→ **Task statement**: All of the material should be reproduced exactly, with pictures left out.

[Recorded data]
(begin)

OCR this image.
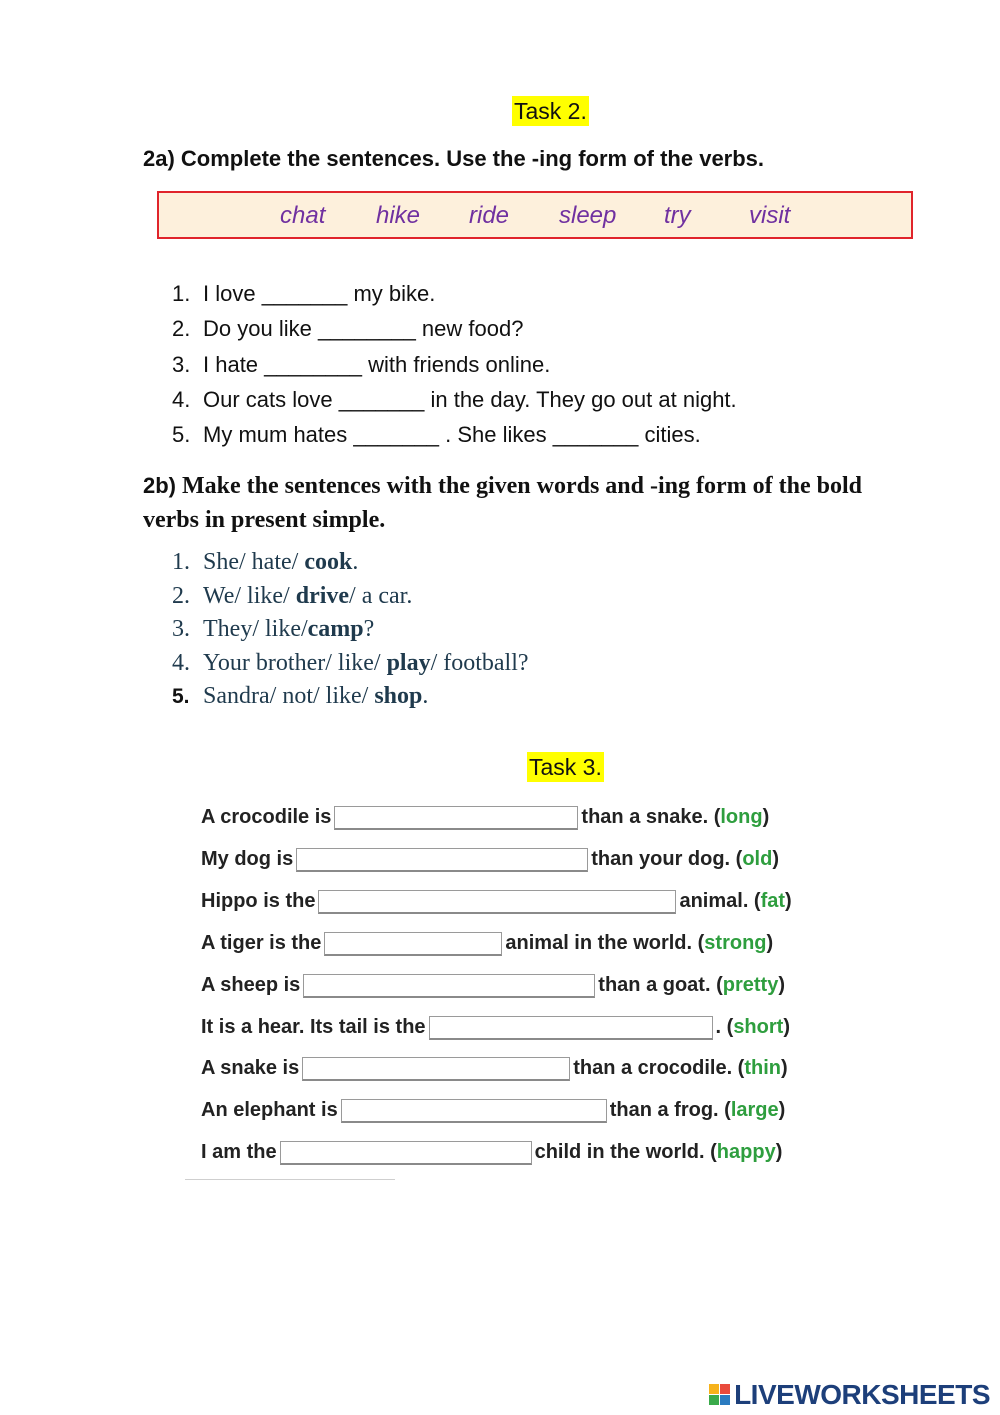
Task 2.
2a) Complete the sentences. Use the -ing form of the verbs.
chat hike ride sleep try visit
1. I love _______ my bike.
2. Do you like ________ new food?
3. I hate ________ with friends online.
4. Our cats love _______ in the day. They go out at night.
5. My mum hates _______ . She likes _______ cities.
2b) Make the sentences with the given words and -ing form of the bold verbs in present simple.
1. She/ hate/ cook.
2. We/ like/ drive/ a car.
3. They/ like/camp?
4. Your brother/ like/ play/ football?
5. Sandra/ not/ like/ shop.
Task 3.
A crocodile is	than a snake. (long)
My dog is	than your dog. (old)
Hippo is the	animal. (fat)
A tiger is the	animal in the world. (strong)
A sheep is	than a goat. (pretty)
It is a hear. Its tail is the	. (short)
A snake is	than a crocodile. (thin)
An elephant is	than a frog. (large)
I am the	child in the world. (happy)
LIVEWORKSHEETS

(end)

→ **Answer to this problem**:
OCR this image.
Task 2.
2a) Complete the sentences. Use the -ing form of the verbs.
chat hike ride sleep try visit
1. I love _______ my bike.
2. Do you like ________ new food?
3. I hate ________ with friends online.
4. Our cats love _______ in the day. They go out at night.
5. My mum hates _______ . She likes _______ cities.
2b) Make the sentences with the given words and -ing form of the bold verbs in present simple.
1. She/ hate/ cook.
2. We/ like/ drive/ a car.
3. They/ like/camp?
4. Your brother/ like/ play/ football?
5. Sandra/ not/ like/ shop.
Task 3.
A crocodile is	than a snake. (long)
My dog is	than your dog. (old)
Hippo is the	animal. (fat)
A tiger is the	animal in the world. (strong)
A sheep is	than a goat. (pretty)
It is a hear. Its tail is the	. (short)
A snake is	than a crocodile. (thin)
An elephant is	than a frog. (large)
I am the	child in the world. (happy)
LIVEWORKSHEETS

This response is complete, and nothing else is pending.